● **Requirement**: Lines that include the word "High" are the ones to copy.

[Dataset excerpts]
Begin
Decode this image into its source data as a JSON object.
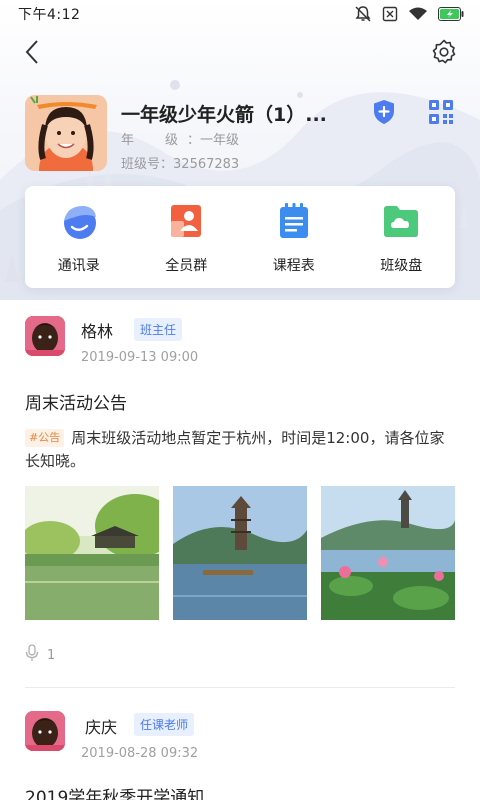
{
  "status_bar": {
    "time": "下午4:12",
    "icons": [
      "mute-icon",
      "no-sim-icon",
      "wifi-icon",
      "battery-charging-icon"
    ]
  },
  "header": {
    "back_icon": "chevron-left-icon",
    "settings_icon": "gear-icon"
  },
  "class_info": {
    "title": "一年级少年火箭（1）...",
    "grade_label": "年　级",
    "grade_value": "一年级",
    "number_label": "班级号",
    "number_value": "32567283",
    "shield_icon": "shield-plus-icon",
    "qr_icon": "qr-code-icon"
  },
  "quick_menu": [
    {
      "label": "通讯录",
      "icon": "contacts-icon",
      "color": "#4d7cf0"
    },
    {
      "label": "全员群",
      "icon": "group-chat-icon",
      "color": "#f2603f"
    },
    {
      "label": "课程表",
      "icon": "schedule-icon",
      "color": "#3c8df0"
    },
    {
      "label": "班级盘",
      "icon": "cloud-folder-icon",
      "color": "#4cc97a"
    }
  ],
  "posts": [
    {
      "author": "格林",
      "role": "班主任",
      "time": "2019-09-13 09:00",
      "title": "周末活动公告",
      "tag": "#公告",
      "body": "周末班级活动地点暂定于杭州，时间是12:00，请各位家长知晓。",
      "voice_count": "1"
    },
    {
      "author": "庆庆",
      "role": "任课老师",
      "time": "2019-08-28 09:32",
      "title": "2019学年秋季开学通知"
    }
  ],
  "colors": {
    "accent": "#4d7cf0",
    "tag_orange": "#e9873a",
    "muted_text": "#9a9a9a"
  }
}
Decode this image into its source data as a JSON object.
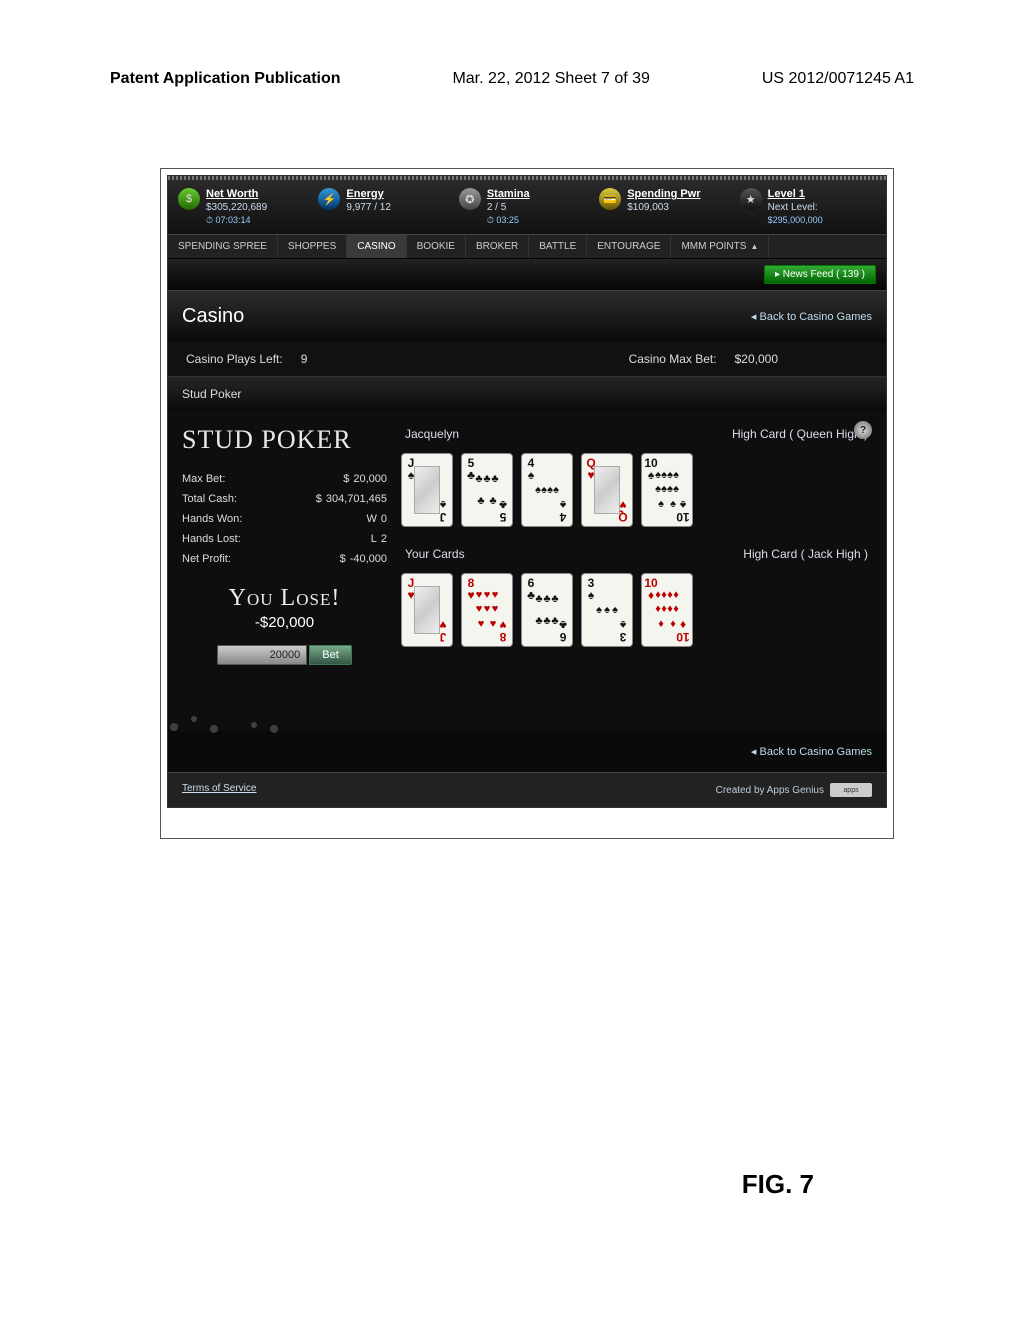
{
  "page_header": {
    "left": "Patent Application Publication",
    "mid": "Mar. 22, 2012  Sheet 7 of 39",
    "right": "US 2012/0071245 A1"
  },
  "figure_caption": "FIG. 7",
  "stats": {
    "net_worth": {
      "label": "Net Worth",
      "value": "$305,220,689",
      "timer": "⏱ 07:03:14"
    },
    "energy": {
      "label": "Energy",
      "value": "9,977 / 12"
    },
    "stamina": {
      "label": "Stamina",
      "value": "2 / 5",
      "timer": "⏱ 03:25"
    },
    "spending": {
      "label": "Spending Pwr",
      "value": "$109,003"
    },
    "level": {
      "label": "Level 1",
      "value": "Next Level:",
      "next": "$295,000,000"
    }
  },
  "tabs": [
    "SPENDING SPREE",
    "SHOPPES",
    "CASINO",
    "BOOKIE",
    "BROKER",
    "BATTLE",
    "ENTOURAGE",
    "MMM POINTS"
  ],
  "active_tab_index": 2,
  "news_feed": "▸ News Feed ( 139 )",
  "section_title": "Casino",
  "back_link": "◂ Back to Casino Games",
  "info_row": {
    "plays_left_label": "Casino Plays Left:",
    "plays_left_value": "9",
    "max_bet_label": "Casino Max Bet:",
    "max_bet_value": "$20,000"
  },
  "sub_header": "Stud Poker",
  "game": {
    "title": "Stud Poker",
    "stats": [
      {
        "k": "Max Bet:",
        "sym": "$",
        "v": "20,000"
      },
      {
        "k": "Total Cash:",
        "sym": "$",
        "v": "304,701,465"
      },
      {
        "k": "Hands Won:",
        "sym": "W",
        "v": "0"
      },
      {
        "k": "Hands Lost:",
        "sym": "L",
        "v": "2"
      },
      {
        "k": "Net Profit:",
        "sym": "$",
        "v": "-40,000"
      }
    ],
    "result": "You Lose!",
    "result_amount": "-$20,000",
    "bet_value": "20000",
    "bet_button": "Bet",
    "opponent": {
      "name": "Jacquelyn",
      "rank": "High Card ( Queen High )",
      "cards": [
        {
          "r": "J",
          "s": "♠",
          "count": 0,
          "face": true
        },
        {
          "r": "5",
          "s": "♣",
          "count": 5
        },
        {
          "r": "4",
          "s": "♠",
          "count": 4
        },
        {
          "r": "Q",
          "s": "♥",
          "count": 0,
          "face": true,
          "red": true
        },
        {
          "r": "10",
          "s": "♠",
          "count": 10
        }
      ]
    },
    "player": {
      "name": "Your Cards",
      "rank": "High Card ( Jack High )",
      "cards": [
        {
          "r": "J",
          "s": "♥",
          "count": 0,
          "face": true,
          "red": true
        },
        {
          "r": "8",
          "s": "♥",
          "count": 8,
          "red": true
        },
        {
          "r": "6",
          "s": "♣",
          "count": 6
        },
        {
          "r": "3",
          "s": "♠",
          "count": 3
        },
        {
          "r": "10",
          "s": "♦",
          "count": 10,
          "red": true
        }
      ]
    }
  },
  "footer": {
    "tos": "Terms of Service",
    "credit": "Created by Apps Genius",
    "logo": "apps"
  }
}
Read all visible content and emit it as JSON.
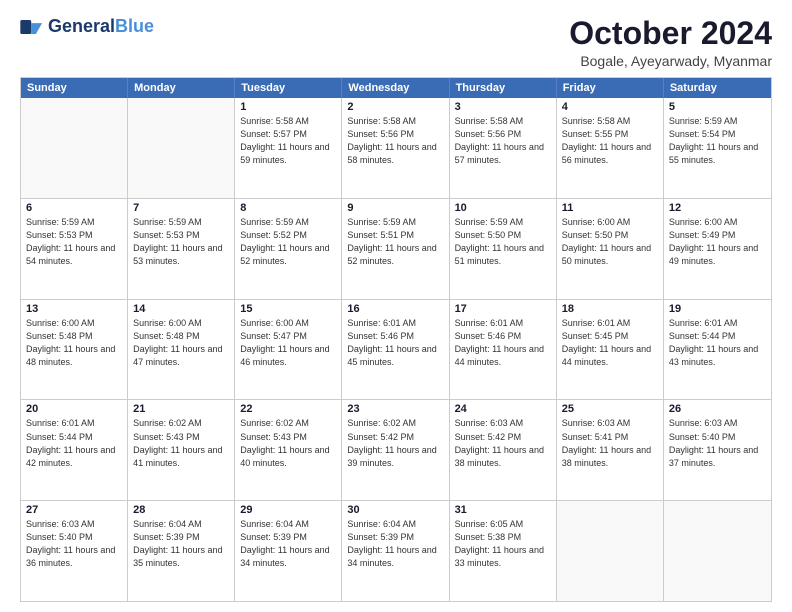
{
  "header": {
    "logo_general": "General",
    "logo_blue": "Blue",
    "month_title": "October 2024",
    "location": "Bogale, Ayeyarwady, Myanmar"
  },
  "weekdays": [
    "Sunday",
    "Monday",
    "Tuesday",
    "Wednesday",
    "Thursday",
    "Friday",
    "Saturday"
  ],
  "rows": [
    [
      {
        "day": "",
        "info": ""
      },
      {
        "day": "",
        "info": ""
      },
      {
        "day": "1",
        "info": "Sunrise: 5:58 AM\nSunset: 5:57 PM\nDaylight: 11 hours and 59 minutes."
      },
      {
        "day": "2",
        "info": "Sunrise: 5:58 AM\nSunset: 5:56 PM\nDaylight: 11 hours and 58 minutes."
      },
      {
        "day": "3",
        "info": "Sunrise: 5:58 AM\nSunset: 5:56 PM\nDaylight: 11 hours and 57 minutes."
      },
      {
        "day": "4",
        "info": "Sunrise: 5:58 AM\nSunset: 5:55 PM\nDaylight: 11 hours and 56 minutes."
      },
      {
        "day": "5",
        "info": "Sunrise: 5:59 AM\nSunset: 5:54 PM\nDaylight: 11 hours and 55 minutes."
      }
    ],
    [
      {
        "day": "6",
        "info": "Sunrise: 5:59 AM\nSunset: 5:53 PM\nDaylight: 11 hours and 54 minutes."
      },
      {
        "day": "7",
        "info": "Sunrise: 5:59 AM\nSunset: 5:53 PM\nDaylight: 11 hours and 53 minutes."
      },
      {
        "day": "8",
        "info": "Sunrise: 5:59 AM\nSunset: 5:52 PM\nDaylight: 11 hours and 52 minutes."
      },
      {
        "day": "9",
        "info": "Sunrise: 5:59 AM\nSunset: 5:51 PM\nDaylight: 11 hours and 52 minutes."
      },
      {
        "day": "10",
        "info": "Sunrise: 5:59 AM\nSunset: 5:50 PM\nDaylight: 11 hours and 51 minutes."
      },
      {
        "day": "11",
        "info": "Sunrise: 6:00 AM\nSunset: 5:50 PM\nDaylight: 11 hours and 50 minutes."
      },
      {
        "day": "12",
        "info": "Sunrise: 6:00 AM\nSunset: 5:49 PM\nDaylight: 11 hours and 49 minutes."
      }
    ],
    [
      {
        "day": "13",
        "info": "Sunrise: 6:00 AM\nSunset: 5:48 PM\nDaylight: 11 hours and 48 minutes."
      },
      {
        "day": "14",
        "info": "Sunrise: 6:00 AM\nSunset: 5:48 PM\nDaylight: 11 hours and 47 minutes."
      },
      {
        "day": "15",
        "info": "Sunrise: 6:00 AM\nSunset: 5:47 PM\nDaylight: 11 hours and 46 minutes."
      },
      {
        "day": "16",
        "info": "Sunrise: 6:01 AM\nSunset: 5:46 PM\nDaylight: 11 hours and 45 minutes."
      },
      {
        "day": "17",
        "info": "Sunrise: 6:01 AM\nSunset: 5:46 PM\nDaylight: 11 hours and 44 minutes."
      },
      {
        "day": "18",
        "info": "Sunrise: 6:01 AM\nSunset: 5:45 PM\nDaylight: 11 hours and 44 minutes."
      },
      {
        "day": "19",
        "info": "Sunrise: 6:01 AM\nSunset: 5:44 PM\nDaylight: 11 hours and 43 minutes."
      }
    ],
    [
      {
        "day": "20",
        "info": "Sunrise: 6:01 AM\nSunset: 5:44 PM\nDaylight: 11 hours and 42 minutes."
      },
      {
        "day": "21",
        "info": "Sunrise: 6:02 AM\nSunset: 5:43 PM\nDaylight: 11 hours and 41 minutes."
      },
      {
        "day": "22",
        "info": "Sunrise: 6:02 AM\nSunset: 5:43 PM\nDaylight: 11 hours and 40 minutes."
      },
      {
        "day": "23",
        "info": "Sunrise: 6:02 AM\nSunset: 5:42 PM\nDaylight: 11 hours and 39 minutes."
      },
      {
        "day": "24",
        "info": "Sunrise: 6:03 AM\nSunset: 5:42 PM\nDaylight: 11 hours and 38 minutes."
      },
      {
        "day": "25",
        "info": "Sunrise: 6:03 AM\nSunset: 5:41 PM\nDaylight: 11 hours and 38 minutes."
      },
      {
        "day": "26",
        "info": "Sunrise: 6:03 AM\nSunset: 5:40 PM\nDaylight: 11 hours and 37 minutes."
      }
    ],
    [
      {
        "day": "27",
        "info": "Sunrise: 6:03 AM\nSunset: 5:40 PM\nDaylight: 11 hours and 36 minutes."
      },
      {
        "day": "28",
        "info": "Sunrise: 6:04 AM\nSunset: 5:39 PM\nDaylight: 11 hours and 35 minutes."
      },
      {
        "day": "29",
        "info": "Sunrise: 6:04 AM\nSunset: 5:39 PM\nDaylight: 11 hours and 34 minutes."
      },
      {
        "day": "30",
        "info": "Sunrise: 6:04 AM\nSunset: 5:39 PM\nDaylight: 11 hours and 34 minutes."
      },
      {
        "day": "31",
        "info": "Sunrise: 6:05 AM\nSunset: 5:38 PM\nDaylight: 11 hours and 33 minutes."
      },
      {
        "day": "",
        "info": ""
      },
      {
        "day": "",
        "info": ""
      }
    ]
  ]
}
End
● **Response to the exercise**:
      "rank": "High Card ( Queen High )",
      "rank": "High Card ( Jack High )",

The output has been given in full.